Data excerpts
__________________________________________________

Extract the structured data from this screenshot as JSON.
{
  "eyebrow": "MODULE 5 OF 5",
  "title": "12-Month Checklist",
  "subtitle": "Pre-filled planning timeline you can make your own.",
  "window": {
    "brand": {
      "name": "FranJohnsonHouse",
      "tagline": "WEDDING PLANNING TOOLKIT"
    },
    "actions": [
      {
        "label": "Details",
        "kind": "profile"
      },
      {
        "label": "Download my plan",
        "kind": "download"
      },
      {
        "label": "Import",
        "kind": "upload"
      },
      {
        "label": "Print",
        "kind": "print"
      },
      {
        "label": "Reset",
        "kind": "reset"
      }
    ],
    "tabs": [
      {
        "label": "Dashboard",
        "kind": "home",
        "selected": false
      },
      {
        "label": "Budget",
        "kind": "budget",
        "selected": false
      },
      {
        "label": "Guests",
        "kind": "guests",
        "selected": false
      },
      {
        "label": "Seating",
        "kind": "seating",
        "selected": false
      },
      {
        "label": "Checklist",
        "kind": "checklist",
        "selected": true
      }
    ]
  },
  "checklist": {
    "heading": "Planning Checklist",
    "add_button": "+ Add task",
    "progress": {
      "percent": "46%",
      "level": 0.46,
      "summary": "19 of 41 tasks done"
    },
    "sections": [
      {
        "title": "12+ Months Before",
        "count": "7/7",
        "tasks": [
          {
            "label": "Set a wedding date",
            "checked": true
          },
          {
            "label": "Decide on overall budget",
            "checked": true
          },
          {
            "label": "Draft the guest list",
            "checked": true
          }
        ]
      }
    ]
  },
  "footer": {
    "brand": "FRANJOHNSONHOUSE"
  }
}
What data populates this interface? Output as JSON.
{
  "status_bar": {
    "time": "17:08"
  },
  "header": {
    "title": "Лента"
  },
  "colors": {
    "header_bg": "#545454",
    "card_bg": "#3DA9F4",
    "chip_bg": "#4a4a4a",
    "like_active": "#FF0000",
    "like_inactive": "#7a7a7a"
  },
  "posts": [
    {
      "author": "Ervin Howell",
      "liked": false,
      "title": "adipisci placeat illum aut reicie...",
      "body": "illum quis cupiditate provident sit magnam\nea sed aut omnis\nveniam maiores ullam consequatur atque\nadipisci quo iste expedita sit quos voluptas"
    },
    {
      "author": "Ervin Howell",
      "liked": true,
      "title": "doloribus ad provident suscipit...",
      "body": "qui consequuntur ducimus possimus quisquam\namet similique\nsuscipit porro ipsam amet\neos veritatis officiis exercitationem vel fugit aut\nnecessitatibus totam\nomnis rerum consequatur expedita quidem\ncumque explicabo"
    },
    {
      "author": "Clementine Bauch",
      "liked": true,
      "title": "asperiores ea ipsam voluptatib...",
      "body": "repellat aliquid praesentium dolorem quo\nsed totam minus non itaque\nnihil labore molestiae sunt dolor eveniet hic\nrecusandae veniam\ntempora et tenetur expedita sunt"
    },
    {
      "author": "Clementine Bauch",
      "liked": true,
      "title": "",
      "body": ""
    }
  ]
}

__________________________________________________

__YOUR TASK__. The answer is a single number: how many lines include the word "kind"?

__PROBLEM SOLUTION__. 10